Work to complete: Would you return all of this data exactly, leaving nothing out?

Stored data:
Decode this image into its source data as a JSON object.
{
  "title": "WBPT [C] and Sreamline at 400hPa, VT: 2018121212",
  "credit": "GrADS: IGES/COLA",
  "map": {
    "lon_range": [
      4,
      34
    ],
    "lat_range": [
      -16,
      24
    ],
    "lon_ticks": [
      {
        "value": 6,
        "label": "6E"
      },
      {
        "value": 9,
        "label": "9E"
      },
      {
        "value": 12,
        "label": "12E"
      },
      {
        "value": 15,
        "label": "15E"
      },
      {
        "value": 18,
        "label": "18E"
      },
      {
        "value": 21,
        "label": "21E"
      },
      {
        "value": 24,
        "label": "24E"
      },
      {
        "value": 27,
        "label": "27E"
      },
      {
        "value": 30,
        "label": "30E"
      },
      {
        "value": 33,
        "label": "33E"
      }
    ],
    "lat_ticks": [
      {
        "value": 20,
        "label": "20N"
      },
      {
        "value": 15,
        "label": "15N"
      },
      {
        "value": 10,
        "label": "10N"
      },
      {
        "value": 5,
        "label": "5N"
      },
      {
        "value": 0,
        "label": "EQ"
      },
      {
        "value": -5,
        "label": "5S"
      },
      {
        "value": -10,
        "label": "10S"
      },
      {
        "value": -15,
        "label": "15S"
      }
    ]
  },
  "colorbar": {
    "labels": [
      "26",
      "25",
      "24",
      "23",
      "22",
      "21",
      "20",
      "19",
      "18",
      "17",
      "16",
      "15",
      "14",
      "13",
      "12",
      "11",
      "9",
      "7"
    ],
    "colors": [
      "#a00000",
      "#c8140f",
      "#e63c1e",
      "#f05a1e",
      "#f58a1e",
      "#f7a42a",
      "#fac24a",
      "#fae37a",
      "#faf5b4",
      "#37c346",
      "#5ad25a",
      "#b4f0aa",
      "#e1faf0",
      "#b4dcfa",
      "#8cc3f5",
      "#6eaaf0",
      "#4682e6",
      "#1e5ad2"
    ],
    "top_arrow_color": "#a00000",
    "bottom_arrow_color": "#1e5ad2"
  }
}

Final result:
Decode this image into its source data as a JSON object.
{
  "title": "WBPT [C] and Sreamline at 400hPa, VT: 2018121212",
  "credit": "GrADS: IGES/COLA",
  "map": {
    "lon_range": [
      4,
      34
    ],
    "lat_range": [
      -16,
      24
    ],
    "lon_ticks": [
      {
        "value": 6,
        "label": "6E"
      },
      {
        "value": 9,
        "label": "9E"
      },
      {
        "value": 12,
        "label": "12E"
      },
      {
        "value": 15,
        "label": "15E"
      },
      {
        "value": 18,
        "label": "18E"
      },
      {
        "value": 21,
        "label": "21E"
      },
      {
        "value": 24,
        "label": "24E"
      },
      {
        "value": 27,
        "label": "27E"
      },
      {
        "value": 30,
        "label": "30E"
      },
      {
        "value": 33,
        "label": "33E"
      }
    ],
    "lat_ticks": [
      {
        "value": 20,
        "label": "20N"
      },
      {
        "value": 15,
        "label": "15N"
      },
      {
        "value": 10,
        "label": "10N"
      },
      {
        "value": 5,
        "label": "5N"
      },
      {
        "value": 0,
        "label": "EQ"
      },
      {
        "value": -5,
        "label": "5S"
      },
      {
        "value": -10,
        "label": "10S"
      },
      {
        "value": -15,
        "label": "15S"
      }
    ]
  },
  "colorbar": {
    "labels": [
      "26",
      "25",
      "24",
      "23",
      "22",
      "21",
      "20",
      "19",
      "18",
      "17",
      "16",
      "15",
      "14",
      "13",
      "12",
      "11",
      "9",
      "7"
    ],
    "colors": [
      "#a00000",
      "#c8140f",
      "#e63c1e",
      "#f05a1e",
      "#f58a1e",
      "#f7a42a",
      "#fac24a",
      "#fae37a",
      "#faf5b4",
      "#37c346",
      "#5ad25a",
      "#b4f0aa",
      "#e1faf0",
      "#b4dcfa",
      "#8cc3f5",
      "#6eaaf0",
      "#4682e6",
      "#1e5ad2"
    ],
    "top_arrow_color": "#a00000",
    "bottom_arrow_color": "#1e5ad2"
  }
}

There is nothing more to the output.